* _Brief_
Find the lines holding "спецучет" and copy them.

Dataset excerpt:
+ + + + + + +

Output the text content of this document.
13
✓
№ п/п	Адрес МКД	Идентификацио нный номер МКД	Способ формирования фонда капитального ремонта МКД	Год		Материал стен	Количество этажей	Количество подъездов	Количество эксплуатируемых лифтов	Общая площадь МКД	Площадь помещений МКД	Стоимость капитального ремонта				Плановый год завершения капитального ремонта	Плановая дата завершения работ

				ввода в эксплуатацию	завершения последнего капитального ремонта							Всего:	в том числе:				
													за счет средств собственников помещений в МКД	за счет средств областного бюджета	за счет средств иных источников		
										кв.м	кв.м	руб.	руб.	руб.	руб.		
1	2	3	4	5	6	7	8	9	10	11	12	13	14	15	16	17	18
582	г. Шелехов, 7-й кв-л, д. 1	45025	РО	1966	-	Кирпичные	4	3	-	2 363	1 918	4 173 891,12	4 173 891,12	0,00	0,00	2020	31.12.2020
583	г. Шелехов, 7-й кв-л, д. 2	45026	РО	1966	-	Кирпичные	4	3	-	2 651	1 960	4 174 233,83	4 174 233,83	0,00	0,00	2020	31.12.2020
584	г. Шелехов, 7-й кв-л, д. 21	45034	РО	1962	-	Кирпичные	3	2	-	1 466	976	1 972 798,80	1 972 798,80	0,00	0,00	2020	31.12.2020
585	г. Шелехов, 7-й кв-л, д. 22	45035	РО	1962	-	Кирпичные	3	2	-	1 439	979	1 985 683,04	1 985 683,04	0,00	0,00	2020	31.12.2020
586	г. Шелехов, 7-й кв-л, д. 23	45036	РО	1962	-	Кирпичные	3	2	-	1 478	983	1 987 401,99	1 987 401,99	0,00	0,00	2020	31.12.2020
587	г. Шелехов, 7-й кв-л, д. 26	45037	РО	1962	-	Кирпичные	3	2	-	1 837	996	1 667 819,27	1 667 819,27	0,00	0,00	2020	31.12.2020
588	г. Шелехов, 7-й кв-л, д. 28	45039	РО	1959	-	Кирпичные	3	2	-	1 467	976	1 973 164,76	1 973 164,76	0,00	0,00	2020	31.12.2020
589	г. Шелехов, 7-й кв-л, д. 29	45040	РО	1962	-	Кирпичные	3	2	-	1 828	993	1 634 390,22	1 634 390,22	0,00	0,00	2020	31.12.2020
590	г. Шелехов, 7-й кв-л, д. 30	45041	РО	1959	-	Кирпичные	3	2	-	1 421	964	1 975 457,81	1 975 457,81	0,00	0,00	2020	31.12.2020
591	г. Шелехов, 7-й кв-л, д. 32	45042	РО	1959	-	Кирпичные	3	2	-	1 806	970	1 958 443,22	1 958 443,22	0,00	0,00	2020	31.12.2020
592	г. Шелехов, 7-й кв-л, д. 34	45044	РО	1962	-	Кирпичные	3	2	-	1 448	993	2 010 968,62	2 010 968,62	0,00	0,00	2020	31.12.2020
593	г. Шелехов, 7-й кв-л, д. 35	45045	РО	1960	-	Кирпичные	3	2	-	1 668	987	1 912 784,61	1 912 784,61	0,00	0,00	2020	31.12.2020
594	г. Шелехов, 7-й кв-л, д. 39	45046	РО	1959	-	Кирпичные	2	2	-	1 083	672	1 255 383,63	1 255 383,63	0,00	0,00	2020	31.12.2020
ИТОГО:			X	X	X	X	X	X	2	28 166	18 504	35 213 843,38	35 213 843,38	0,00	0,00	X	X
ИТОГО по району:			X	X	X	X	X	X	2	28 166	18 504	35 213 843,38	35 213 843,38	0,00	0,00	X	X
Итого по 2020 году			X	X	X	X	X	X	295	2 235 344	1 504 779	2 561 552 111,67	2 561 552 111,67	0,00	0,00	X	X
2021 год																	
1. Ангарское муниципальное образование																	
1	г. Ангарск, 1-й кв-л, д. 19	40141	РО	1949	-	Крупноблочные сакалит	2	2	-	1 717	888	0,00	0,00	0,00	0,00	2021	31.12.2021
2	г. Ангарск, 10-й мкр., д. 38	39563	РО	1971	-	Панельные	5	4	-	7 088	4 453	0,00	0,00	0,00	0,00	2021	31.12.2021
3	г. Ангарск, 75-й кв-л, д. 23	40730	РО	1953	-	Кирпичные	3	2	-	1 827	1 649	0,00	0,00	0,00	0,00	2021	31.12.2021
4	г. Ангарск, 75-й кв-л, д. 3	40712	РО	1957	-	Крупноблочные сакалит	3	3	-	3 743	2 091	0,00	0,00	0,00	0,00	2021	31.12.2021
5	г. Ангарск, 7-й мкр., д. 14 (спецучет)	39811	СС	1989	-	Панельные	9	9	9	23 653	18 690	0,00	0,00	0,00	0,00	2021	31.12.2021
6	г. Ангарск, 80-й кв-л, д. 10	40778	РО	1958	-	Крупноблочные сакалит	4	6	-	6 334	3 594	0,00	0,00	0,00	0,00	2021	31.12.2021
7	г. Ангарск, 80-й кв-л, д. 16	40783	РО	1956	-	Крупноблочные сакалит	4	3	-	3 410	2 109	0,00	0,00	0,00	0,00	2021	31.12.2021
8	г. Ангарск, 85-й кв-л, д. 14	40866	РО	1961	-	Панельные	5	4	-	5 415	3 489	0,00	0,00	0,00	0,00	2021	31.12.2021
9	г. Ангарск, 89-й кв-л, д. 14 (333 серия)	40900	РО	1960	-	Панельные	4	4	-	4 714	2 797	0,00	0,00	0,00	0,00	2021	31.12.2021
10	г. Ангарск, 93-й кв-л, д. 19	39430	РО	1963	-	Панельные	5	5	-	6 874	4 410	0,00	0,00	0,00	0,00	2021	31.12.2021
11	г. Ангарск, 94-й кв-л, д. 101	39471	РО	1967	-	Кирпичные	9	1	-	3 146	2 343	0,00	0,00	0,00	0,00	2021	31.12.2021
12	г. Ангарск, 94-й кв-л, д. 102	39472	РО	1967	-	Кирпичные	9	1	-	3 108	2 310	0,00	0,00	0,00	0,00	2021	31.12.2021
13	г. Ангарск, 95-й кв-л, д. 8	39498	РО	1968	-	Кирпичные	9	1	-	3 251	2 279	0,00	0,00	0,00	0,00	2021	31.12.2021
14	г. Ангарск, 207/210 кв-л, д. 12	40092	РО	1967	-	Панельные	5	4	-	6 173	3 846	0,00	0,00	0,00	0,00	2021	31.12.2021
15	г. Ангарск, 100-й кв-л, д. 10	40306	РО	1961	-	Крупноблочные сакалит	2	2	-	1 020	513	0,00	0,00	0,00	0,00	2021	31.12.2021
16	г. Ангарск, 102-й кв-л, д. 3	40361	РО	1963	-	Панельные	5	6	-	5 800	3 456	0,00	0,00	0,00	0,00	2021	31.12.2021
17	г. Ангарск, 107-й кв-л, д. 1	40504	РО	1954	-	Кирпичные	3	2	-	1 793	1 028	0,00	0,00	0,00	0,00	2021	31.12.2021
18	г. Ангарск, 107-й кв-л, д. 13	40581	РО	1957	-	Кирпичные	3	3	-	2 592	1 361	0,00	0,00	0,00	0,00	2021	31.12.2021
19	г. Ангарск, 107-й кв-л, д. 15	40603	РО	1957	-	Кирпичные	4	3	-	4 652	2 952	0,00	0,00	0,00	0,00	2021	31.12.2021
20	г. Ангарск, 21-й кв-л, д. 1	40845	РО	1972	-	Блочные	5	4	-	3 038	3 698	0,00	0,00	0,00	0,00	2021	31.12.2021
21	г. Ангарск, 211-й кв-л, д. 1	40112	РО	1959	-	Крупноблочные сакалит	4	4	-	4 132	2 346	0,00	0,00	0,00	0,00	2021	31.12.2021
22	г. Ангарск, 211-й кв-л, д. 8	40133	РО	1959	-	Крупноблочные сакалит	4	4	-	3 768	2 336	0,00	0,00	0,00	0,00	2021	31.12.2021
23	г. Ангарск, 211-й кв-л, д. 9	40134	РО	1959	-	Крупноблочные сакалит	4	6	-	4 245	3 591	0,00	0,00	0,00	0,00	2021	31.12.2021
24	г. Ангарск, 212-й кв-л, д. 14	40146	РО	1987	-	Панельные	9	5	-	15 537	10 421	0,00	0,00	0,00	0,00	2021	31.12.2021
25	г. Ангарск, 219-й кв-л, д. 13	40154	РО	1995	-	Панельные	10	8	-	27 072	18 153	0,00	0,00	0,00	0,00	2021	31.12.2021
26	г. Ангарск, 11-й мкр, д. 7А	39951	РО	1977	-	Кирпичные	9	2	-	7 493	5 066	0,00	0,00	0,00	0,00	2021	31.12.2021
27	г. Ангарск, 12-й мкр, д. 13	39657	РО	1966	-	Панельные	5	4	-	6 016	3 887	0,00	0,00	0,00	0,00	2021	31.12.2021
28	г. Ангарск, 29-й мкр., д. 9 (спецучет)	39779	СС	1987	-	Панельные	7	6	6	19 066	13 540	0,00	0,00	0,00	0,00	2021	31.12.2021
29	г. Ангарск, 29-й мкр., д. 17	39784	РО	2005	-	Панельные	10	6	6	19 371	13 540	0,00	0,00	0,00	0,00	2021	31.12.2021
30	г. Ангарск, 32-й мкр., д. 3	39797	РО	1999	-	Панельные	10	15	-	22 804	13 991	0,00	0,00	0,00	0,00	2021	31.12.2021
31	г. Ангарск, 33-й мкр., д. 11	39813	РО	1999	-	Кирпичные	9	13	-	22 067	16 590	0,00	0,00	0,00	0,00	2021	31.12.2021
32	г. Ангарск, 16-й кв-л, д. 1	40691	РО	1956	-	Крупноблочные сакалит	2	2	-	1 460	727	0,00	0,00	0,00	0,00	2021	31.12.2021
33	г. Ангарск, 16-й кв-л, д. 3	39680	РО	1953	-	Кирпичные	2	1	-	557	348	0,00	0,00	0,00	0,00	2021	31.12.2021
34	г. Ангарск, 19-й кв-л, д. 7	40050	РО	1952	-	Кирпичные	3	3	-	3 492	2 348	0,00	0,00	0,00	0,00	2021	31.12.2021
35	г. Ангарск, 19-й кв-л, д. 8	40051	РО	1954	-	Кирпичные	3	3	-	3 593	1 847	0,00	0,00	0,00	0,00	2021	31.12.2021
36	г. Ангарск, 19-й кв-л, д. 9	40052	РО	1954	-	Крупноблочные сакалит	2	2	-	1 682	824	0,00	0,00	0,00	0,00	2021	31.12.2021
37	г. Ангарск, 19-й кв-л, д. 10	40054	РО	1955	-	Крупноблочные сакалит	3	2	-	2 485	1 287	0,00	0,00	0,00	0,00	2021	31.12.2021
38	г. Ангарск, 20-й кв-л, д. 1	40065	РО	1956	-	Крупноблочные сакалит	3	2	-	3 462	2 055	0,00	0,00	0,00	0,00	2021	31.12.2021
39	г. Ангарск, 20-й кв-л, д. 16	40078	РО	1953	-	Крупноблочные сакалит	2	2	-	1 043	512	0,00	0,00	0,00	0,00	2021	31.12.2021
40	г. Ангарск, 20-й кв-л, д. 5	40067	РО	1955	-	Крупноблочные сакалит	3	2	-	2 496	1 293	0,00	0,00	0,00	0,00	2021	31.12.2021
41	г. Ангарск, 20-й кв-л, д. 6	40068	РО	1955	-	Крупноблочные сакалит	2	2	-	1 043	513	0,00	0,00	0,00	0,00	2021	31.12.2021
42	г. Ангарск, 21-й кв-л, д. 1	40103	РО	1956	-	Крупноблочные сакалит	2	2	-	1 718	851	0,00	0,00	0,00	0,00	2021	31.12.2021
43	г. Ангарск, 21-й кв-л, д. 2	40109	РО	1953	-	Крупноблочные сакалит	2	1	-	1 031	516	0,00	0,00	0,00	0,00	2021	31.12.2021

+ + + + + + +

* _In response_
5	г. Ангарск, 7-й мкр., д. 14 (спецучет)	39811	СС	1989	-	Панельные	9	9	9	23 653	18 690	0,00	0,00	0,00	0,00	2021	31.12.2021
28	г. Ангарск, 29-й мкр., д. 9 (спецучет)	39779	СС	1987	-	Панельные	7	6	6	19 066	13 540	0,00	0,00	0,00	0,00	2021	31.12.2021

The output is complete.